## Record list
● ● ● ●

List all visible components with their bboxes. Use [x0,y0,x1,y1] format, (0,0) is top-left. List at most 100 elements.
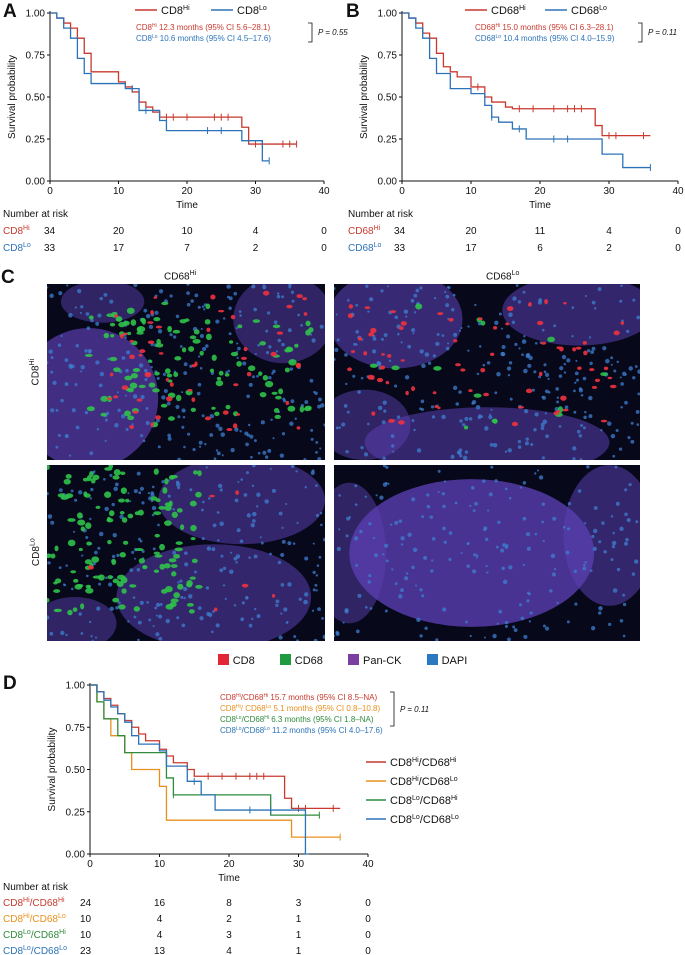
risk-count: 10 [80,930,92,941]
y-axis-title: Survival probability [47,728,58,812]
row-label-cd8hi: CD8Hi [29,359,41,386]
legend-label: CD8Hi/CD68Lo [390,776,458,788]
p-bracket [308,22,313,43]
risk-count: 4 [606,226,612,237]
x-tick-label: 30 [250,186,262,197]
p-bracket [390,691,395,727]
x-axis-title: Time [529,200,551,211]
legend-item-dapi: DAPI [426,654,468,667]
risk-count: 4 [253,226,259,237]
median-annotation: CD8Hi 12.3 months (95% CI 5.6–28.1) [136,23,270,32]
risk-count: 11 [535,226,546,237]
x-axis-title: Time [176,200,198,211]
survival-curve [50,12,270,162]
median-annotation: CD8Lo 10.6 months (95% CI 4.5–17.6) [136,34,271,43]
legend-d: CD8Hi/CD68Hi CD8Hi/CD68Lo CD8Lo/CD68Hi CD8L… [366,757,459,826]
legend-label: CD68Lo [571,5,607,17]
x-tick-label: 10 [113,186,125,197]
legend-label: CD8Lo/CD68Lo [390,814,459,826]
risk-count: 1 [296,930,302,941]
risk-count: 3 [226,930,232,941]
survival-curve [402,12,651,137]
x-tick-label: 40 [672,186,684,197]
risk-count: 20 [113,226,125,237]
risk-count: 8 [226,898,232,909]
risk-count: 2 [253,243,259,254]
risk-count: 34 [44,226,56,237]
y-tick-label: 0.50 [66,765,86,776]
cd68-swatch [279,654,291,665]
risk-count: 4 [157,930,163,941]
risk-table-title: Number at risk [3,882,69,893]
legend-label: CD8Hi/CD68Hi [390,757,457,769]
risk-count: 0 [321,226,327,237]
risk-row-label: CD8Lo/CD68Hi [3,929,66,941]
risk-count: 1 [296,914,302,925]
legend-label: Pan-CK [362,655,402,667]
median-annotation: CD8Lo/CD68Hi 6.3 months (95% CI 1.8–NA) [220,715,374,724]
x-tick-label: 0 [399,186,405,197]
cd8-swatch [217,654,229,665]
legend-a: CD8Hi CD8Lo [135,5,267,17]
y-tick-label: 0.00 [26,177,46,188]
p-value: P = 0.11 [648,28,677,37]
p-value: P = 0.55 [318,28,348,37]
risk-count: 0 [675,243,681,254]
median-annotation: CD68Hi 15.0 months (95% CI 6.3–28.1) [475,23,614,32]
micrograph-cd8hi-cd68lo [334,284,640,460]
column-label-cd68lo: CD68Lo [486,270,519,282]
x-tick-label: 0 [47,186,53,197]
km-plot-a: 0 10 20 30 40 0.00 0.25 0.50 0.75 1.00 Time Surviva… [7,9,330,212]
x-tick-label: 20 [534,186,546,197]
y-axis-title: Survival probability [7,55,18,139]
risk-count: 23 [80,946,92,955]
column-label-base: CD68 [164,271,190,283]
y-axis-title: Survival probability [359,55,370,139]
x-axis-title: Time [218,873,240,884]
y-tick-label: 0.00 [378,177,398,188]
km-plot-d: 0 10 20 30 40 0.00 0.25 0.50 0.75 1.00 Time Surviva… [47,681,374,885]
panel-letter-b: B [346,1,360,22]
risk-count: 3 [296,898,302,909]
risk-row-label: CD8Hi/CD68Hi [3,897,65,909]
risk-count: 4 [226,946,232,955]
legend-b: CD68Hi CD68Lo [465,5,607,17]
risk-count: 24 [80,898,92,909]
legend-label: CD8 [232,655,255,667]
x-tick-label: 20 [181,186,193,197]
x-tick-label: 10 [465,186,477,197]
x-tick-label: 0 [87,859,93,870]
row-label-cd8lo: CD8Lo [30,538,42,566]
y-tick-label: 1.00 [378,9,398,20]
legend-label: CD68 [294,655,323,667]
panel-letter-c: C [1,267,15,288]
risk-count: 0 [365,946,371,955]
panel-letter-a: A [3,1,17,22]
risk-count: 7 [184,243,190,254]
median-annotation: CD8Lo/CD68Lo 11.2 months (95% CI 4.0–17.… [220,726,383,735]
legend-label: DAPI [441,655,468,667]
legend-label: CD8Hi [161,5,190,17]
y-tick-label: 0.25 [66,807,86,818]
risk-row-label: CD68Lo [348,242,381,254]
legend-label: CD68Hi [491,5,526,17]
risk-count: 13 [154,946,166,955]
x-tick-label: 40 [362,859,374,870]
column-label-sup: Hi [189,270,197,277]
p-value: P = 0.11 [400,705,429,714]
risk-row-label: CD8Hi [3,225,30,237]
y-tick-label: 0.50 [26,93,46,104]
risk-count: 16 [154,898,166,909]
y-tick-label: 0.25 [378,135,398,146]
median-annotation: CD8Hi/ CD68Lo 5.1 months (95% CI 0.8–10.… [220,704,381,713]
risk-count: 33 [44,243,56,254]
risk-count: 17 [113,243,125,254]
risk-count: 20 [465,226,477,237]
row-label-base: CD8 [31,546,43,567]
micrograph-cd8hi-cd68hi [47,284,325,460]
panel-letter-d: D [3,673,17,694]
y-tick-label: 1.00 [66,681,86,692]
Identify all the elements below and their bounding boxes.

● ● ● ●

Copy out every line of the listing above without changing anything, but leave out the pictures.

List all visible components with their bboxes. Use [x0,y0,x1,y1] format, (0,0) is top-left. List at most 100 elements.
risk-count: 10 [80,930,92,941]
y-axis-title: Survival probability [47,728,58,812]
row-label-cd8hi: CD8Hi [29,359,41,386]
legend-label: CD8Hi/CD68Lo [390,776,458,788]
p-bracket [308,22,313,43]
risk-count: 4 [606,226,612,237]
x-tick-label: 30 [250,186,262,197]
p-bracket [390,691,395,727]
x-axis-title: Time [529,200,551,211]
legend-item-dapi: DAPI [426,654,468,667]
risk-count: 4 [253,226,259,237]
median-annotation: CD8Hi 12.3 months (95% CI 5.6–28.1) [136,23,270,32]
risk-count: 11 [535,226,546,237]
x-axis-title: Time [176,200,198,211]
survival-curve [50,12,270,162]
median-annotation: CD8Lo 10.6 months (95% CI 4.5–17.6) [136,34,271,43]
legend-d: CD8Hi/CD68Hi CD8Hi/CD68Lo CD8Lo/CD68Hi CD8L… [366,757,459,826]
legend-label: CD68Lo [571,5,607,17]
x-tick-label: 10 [113,186,125,197]
legend-label: CD8Lo/CD68Lo [390,814,459,826]
risk-count: 1 [296,930,302,941]
risk-count: 3 [226,930,232,941]
survival-curve [402,12,651,137]
x-tick-label: 40 [672,186,684,197]
risk-count: 20 [113,226,125,237]
risk-count: 8 [226,898,232,909]
risk-count: 2 [253,243,259,254]
risk-count: 34 [44,226,56,237]
y-tick-label: 0.50 [66,765,86,776]
cd68-swatch [279,654,291,665]
risk-count: 4 [157,930,163,941]
risk-table-title: Number at risk [3,882,69,893]
legend-label: CD8Hi/CD68Hi [390,757,457,769]
risk-count: 0 [321,226,327,237]
risk-row-label: CD8Lo/CD68Hi [3,929,66,941]
risk-count: 1 [296,914,302,925]
legend-label: Pan-CK [362,655,402,667]
median-annotation: CD8Lo/CD68Hi 6.3 months (95% CI 1.8–NA) [220,715,374,724]
x-tick-label: 0 [399,186,405,197]
cd8-swatch [217,654,229,665]
legend-a: CD8Hi CD8Lo [135,5,267,17]
y-tick-label: 0.00 [26,177,46,188]
p-value: P = 0.11 [648,28,677,37]
p-value: P = 0.55 [318,28,348,37]
risk-count: 0 [675,243,681,254]
median-annotation: CD68Hi 15.0 months (95% CI 6.3–28.1) [475,23,614,32]
micrograph-cd8hi-cd68lo [334,284,640,460]
column-label-cd68lo: CD68Lo [486,270,519,282]
x-tick-label: 0 [47,186,53,197]
km-plot-a: 0 10 20 30 40 0.00 0.25 0.50 0.75 1.00 Time Surviva… [7,9,330,212]
x-tick-label: 20 [534,186,546,197]
y-axis-title: Survival probability [7,55,18,139]
risk-count: 23 [80,946,92,955]
column-label-base: CD68 [164,271,190,283]
y-axis-title: Survival probability [359,55,370,139]
x-axis-title: Time [218,873,240,884]
y-tick-label: 0.00 [378,177,398,188]
km-plot-d: 0 10 20 30 40 0.00 0.25 0.50 0.75 1.00 Time Surviva… [47,681,374,885]
panel-letter-b: B [346,1,360,22]
risk-count: 3 [296,898,302,909]
risk-row-label: CD8Hi/CD68Hi [3,897,65,909]
risk-count: 4 [226,946,232,955]
legend-b: CD68Hi CD68Lo [465,5,607,17]
risk-count: 24 [80,898,92,909]
legend-label: CD8 [232,655,255,667]
x-tick-label: 20 [181,186,193,197]
x-tick-label: 10 [465,186,477,197]
x-tick-label: 0 [87,859,93,870]
row-label-cd8lo: CD8Lo [30,538,42,566]
y-tick-label: 1.00 [378,9,398,20]
legend-label: CD68 [294,655,323,667]
panel-letter-c: C [1,267,15,288]
risk-count: 0 [365,946,371,955]
panel-letter-a: A [3,1,17,22]
risk-count: 7 [184,243,190,254]
median-annotation: CD8Lo/CD68Lo 11.2 months (95% CI 4.0–17.… [220,726,383,735]
legend-label: DAPI [441,655,468,667]
legend-label: CD8Hi [161,5,190,17]
y-tick-label: 0.25 [66,807,86,818]
risk-row-label: CD68Lo [348,242,381,254]
legend-label: CD68Hi [491,5,526,17]
risk-count: 13 [154,946,166,955]
x-tick-label: 40 [362,859,374,870]
column-label-sup: Hi [189,270,197,277]
p-value: P = 0.11 [400,705,429,714]
risk-row-label: CD8Hi [3,225,30,237]
y-tick-label: 0.50 [26,93,46,104]
risk-count: 16 [154,898,166,909]
y-tick-label: 0.25 [378,135,398,146]
median-annotation: CD8Hi/ CD68Lo 5.1 months (95% CI 0.8–10.… [220,704,381,713]
risk-count: 33 [44,243,56,254]
risk-count: 17 [113,243,125,254]
risk-count: 20 [465,226,477,237]
row-label-base: CD8 [31,546,43,567]
micrograph-cd8hi-cd68hi [47,284,325,460]
panel-letter-d: D [3,673,17,694]
y-tick-label: 1.00 [66,681,86,692]
Identify all the elements below and their bounding boxes.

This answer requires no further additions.